- Input rows:
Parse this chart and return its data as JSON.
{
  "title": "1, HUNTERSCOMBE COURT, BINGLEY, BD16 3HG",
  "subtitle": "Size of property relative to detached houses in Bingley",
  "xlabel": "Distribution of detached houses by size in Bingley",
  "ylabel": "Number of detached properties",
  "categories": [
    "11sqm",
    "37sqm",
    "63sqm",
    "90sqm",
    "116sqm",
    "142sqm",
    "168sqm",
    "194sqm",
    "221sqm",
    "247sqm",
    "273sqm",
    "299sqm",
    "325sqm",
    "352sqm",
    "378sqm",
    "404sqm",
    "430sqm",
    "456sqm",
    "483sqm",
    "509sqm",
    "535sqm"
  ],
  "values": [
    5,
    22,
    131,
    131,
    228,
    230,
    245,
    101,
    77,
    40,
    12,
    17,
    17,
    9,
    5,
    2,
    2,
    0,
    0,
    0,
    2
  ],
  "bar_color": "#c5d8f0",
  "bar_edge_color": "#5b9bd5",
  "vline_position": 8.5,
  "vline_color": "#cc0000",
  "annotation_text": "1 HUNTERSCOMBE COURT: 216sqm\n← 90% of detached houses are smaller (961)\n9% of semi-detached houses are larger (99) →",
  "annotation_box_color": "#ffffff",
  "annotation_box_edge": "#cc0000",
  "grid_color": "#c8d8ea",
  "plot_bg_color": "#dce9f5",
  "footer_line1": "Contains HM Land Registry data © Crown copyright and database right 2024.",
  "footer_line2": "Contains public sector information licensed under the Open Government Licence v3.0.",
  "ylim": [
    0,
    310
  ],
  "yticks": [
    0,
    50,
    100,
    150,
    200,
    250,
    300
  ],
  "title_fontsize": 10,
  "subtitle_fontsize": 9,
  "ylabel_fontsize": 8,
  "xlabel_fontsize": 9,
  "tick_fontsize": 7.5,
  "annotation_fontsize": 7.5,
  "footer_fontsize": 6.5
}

- Goal of the exercise:
Show every line from the entries above in which "HUNTERSCOMBE" appears.

- Correct response:
  "title": "1, HUNTERSCOMBE COURT, BINGLEY, BD16 3HG",
  "annotation_text": "1 HUNTERSCOMBE COURT: 216sqm\n← 90% of detached houses are smaller (961)\n9% of semi-detached houses are larger (99) →",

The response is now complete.